Stated goal — Reproduce each line bearing the word "this".

■ ■ ■ ■ ■

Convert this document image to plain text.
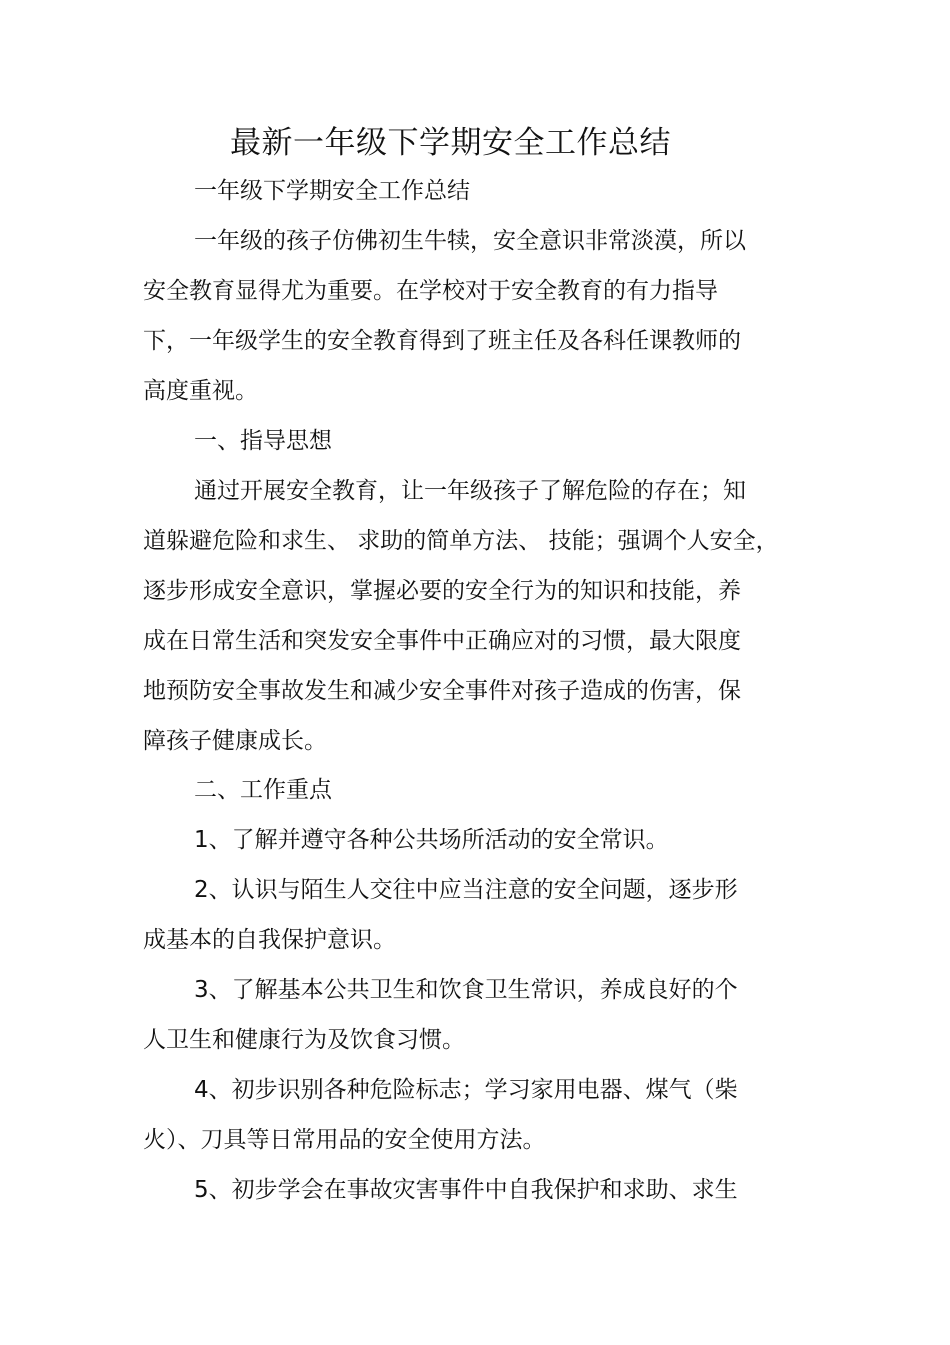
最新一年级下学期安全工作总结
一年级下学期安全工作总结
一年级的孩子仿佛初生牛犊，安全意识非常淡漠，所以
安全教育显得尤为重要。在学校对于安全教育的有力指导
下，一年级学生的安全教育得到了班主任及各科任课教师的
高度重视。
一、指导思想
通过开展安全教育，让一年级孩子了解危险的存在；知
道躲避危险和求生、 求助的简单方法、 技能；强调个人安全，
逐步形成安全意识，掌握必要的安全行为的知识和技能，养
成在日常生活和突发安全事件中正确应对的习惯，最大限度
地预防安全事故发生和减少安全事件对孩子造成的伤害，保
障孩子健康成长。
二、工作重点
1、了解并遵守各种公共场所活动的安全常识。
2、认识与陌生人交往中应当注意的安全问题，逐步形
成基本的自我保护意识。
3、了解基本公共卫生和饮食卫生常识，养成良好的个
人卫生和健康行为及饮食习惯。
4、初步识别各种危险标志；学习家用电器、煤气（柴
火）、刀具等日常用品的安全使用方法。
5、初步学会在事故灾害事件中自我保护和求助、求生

■ ■ ■ ■ ■

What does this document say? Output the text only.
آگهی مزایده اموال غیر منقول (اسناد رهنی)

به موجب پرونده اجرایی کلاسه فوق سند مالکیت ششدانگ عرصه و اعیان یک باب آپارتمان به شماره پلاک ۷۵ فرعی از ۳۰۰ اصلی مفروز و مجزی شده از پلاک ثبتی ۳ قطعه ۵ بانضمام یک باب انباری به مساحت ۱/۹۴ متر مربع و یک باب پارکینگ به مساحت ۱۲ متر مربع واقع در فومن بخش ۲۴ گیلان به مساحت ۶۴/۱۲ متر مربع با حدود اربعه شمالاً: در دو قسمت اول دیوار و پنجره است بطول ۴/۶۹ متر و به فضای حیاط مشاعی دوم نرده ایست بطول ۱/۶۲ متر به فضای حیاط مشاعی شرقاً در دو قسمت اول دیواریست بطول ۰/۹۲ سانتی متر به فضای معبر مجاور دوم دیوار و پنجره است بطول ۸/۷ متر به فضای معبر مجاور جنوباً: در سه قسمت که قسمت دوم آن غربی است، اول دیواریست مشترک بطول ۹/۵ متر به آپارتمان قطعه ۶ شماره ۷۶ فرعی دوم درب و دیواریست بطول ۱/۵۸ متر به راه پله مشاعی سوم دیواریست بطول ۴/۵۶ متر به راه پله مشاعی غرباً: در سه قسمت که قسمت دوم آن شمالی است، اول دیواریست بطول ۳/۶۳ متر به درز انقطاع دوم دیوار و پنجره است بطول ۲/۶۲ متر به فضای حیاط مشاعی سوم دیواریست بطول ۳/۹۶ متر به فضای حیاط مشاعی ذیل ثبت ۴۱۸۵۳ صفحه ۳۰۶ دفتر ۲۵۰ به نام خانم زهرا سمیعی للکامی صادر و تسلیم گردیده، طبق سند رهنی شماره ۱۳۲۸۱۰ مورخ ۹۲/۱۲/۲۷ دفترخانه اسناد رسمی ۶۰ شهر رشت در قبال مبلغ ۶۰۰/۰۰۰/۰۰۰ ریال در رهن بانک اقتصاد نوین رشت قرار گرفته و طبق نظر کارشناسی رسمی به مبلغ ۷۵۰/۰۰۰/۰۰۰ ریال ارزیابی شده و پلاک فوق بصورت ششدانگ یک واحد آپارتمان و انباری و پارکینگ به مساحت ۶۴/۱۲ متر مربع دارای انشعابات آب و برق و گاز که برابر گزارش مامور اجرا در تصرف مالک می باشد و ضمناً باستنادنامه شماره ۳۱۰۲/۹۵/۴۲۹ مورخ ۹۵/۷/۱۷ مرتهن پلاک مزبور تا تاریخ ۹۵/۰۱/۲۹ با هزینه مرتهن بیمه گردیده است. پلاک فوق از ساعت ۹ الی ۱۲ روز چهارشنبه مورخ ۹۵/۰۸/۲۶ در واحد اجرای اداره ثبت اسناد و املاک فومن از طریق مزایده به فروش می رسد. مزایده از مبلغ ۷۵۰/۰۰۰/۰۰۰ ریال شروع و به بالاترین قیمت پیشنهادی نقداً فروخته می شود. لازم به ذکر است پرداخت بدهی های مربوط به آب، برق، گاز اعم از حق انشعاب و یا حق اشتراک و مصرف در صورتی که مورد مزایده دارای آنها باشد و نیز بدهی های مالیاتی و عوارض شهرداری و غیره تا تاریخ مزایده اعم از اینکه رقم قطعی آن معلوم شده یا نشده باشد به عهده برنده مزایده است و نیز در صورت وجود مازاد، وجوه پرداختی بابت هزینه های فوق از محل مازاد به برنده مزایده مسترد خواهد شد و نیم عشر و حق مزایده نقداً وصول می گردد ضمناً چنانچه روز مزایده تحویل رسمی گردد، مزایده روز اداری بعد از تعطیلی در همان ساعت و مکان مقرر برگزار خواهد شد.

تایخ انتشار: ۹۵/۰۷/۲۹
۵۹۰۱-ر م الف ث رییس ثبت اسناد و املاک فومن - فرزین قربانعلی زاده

■ ■ ■ ■ ■

Written answer —
Convert this document image to plain text.
What does this document say? Output the text only.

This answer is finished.